(Supplied data):
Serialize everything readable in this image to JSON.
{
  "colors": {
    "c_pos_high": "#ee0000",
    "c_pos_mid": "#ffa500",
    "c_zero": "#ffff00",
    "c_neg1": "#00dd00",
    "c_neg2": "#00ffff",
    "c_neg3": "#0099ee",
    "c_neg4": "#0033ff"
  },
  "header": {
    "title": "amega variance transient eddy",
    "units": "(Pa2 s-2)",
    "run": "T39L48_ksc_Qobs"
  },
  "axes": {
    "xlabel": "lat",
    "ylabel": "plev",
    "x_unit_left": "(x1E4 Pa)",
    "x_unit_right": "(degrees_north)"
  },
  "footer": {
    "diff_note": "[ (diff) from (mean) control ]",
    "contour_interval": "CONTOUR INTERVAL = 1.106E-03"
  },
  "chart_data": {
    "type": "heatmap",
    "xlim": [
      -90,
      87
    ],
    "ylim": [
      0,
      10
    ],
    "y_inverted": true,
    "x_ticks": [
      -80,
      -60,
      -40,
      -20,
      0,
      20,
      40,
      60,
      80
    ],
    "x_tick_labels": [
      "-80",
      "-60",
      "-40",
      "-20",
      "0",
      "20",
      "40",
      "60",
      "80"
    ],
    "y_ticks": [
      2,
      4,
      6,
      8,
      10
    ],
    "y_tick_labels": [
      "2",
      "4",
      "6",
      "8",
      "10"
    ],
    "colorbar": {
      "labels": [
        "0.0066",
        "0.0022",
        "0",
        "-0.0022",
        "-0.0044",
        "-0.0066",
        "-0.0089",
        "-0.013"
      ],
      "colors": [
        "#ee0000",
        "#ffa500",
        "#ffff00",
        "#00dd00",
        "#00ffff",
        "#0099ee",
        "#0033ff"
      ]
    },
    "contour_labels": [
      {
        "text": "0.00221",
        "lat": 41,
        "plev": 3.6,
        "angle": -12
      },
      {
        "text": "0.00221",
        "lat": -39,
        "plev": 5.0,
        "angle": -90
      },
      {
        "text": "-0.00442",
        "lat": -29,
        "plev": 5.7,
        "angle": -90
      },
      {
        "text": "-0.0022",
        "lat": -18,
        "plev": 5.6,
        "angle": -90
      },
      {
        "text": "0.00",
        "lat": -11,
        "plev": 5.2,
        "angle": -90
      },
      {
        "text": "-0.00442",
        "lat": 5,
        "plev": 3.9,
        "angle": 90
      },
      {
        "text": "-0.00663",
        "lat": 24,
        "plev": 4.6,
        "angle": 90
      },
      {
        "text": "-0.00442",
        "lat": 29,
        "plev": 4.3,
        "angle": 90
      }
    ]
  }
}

(Instruction): Write out the complete set of records exactly as given.

(Task response):
Serialize everything readable in this image to JSON.
{
  "colors": {
    "c_pos_high": "#ee0000",
    "c_pos_mid": "#ffa500",
    "c_zero": "#ffff00",
    "c_neg1": "#00dd00",
    "c_neg2": "#00ffff",
    "c_neg3": "#0099ee",
    "c_neg4": "#0033ff"
  },
  "header": {
    "title": "amega variance transient eddy",
    "units": "(Pa2 s-2)",
    "run": "T39L48_ksc_Qobs"
  },
  "axes": {
    "xlabel": "lat",
    "ylabel": "plev",
    "x_unit_left": "(x1E4 Pa)",
    "x_unit_right": "(degrees_north)"
  },
  "footer": {
    "diff_note": "[ (diff) from (mean) control ]",
    "contour_interval": "CONTOUR INTERVAL = 1.106E-03"
  },
  "chart_data": {
    "type": "heatmap",
    "xlim": [
      -90,
      87
    ],
    "ylim": [
      0,
      10
    ],
    "y_inverted": true,
    "x_ticks": [
      -80,
      -60,
      -40,
      -20,
      0,
      20,
      40,
      60,
      80
    ],
    "x_tick_labels": [
      "-80",
      "-60",
      "-40",
      "-20",
      "0",
      "20",
      "40",
      "60",
      "80"
    ],
    "y_ticks": [
      2,
      4,
      6,
      8,
      10
    ],
    "y_tick_labels": [
      "2",
      "4",
      "6",
      "8",
      "10"
    ],
    "colorbar": {
      "labels": [
        "0.0066",
        "0.0022",
        "0",
        "-0.0022",
        "-0.0044",
        "-0.0066",
        "-0.0089",
        "-0.013"
      ],
      "colors": [
        "#ee0000",
        "#ffa500",
        "#ffff00",
        "#00dd00",
        "#00ffff",
        "#0099ee",
        "#0033ff"
      ]
    },
    "contour_labels": [
      {
        "text": "0.00221",
        "lat": 41,
        "plev": 3.6,
        "angle": -12
      },
      {
        "text": "0.00221",
        "lat": -39,
        "plev": 5.0,
        "angle": -90
      },
      {
        "text": "-0.00442",
        "lat": -29,
        "plev": 5.7,
        "angle": -90
      },
      {
        "text": "-0.0022",
        "lat": -18,
        "plev": 5.6,
        "angle": -90
      },
      {
        "text": "0.00",
        "lat": -11,
        "plev": 5.2,
        "angle": -90
      },
      {
        "text": "-0.00442",
        "lat": 5,
        "plev": 3.9,
        "angle": 90
      },
      {
        "text": "-0.00663",
        "lat": 24,
        "plev": 4.6,
        "angle": 90
      },
      {
        "text": "-0.00442",
        "lat": 29,
        "plev": 4.3,
        "angle": 90
      }
    ]
  }
}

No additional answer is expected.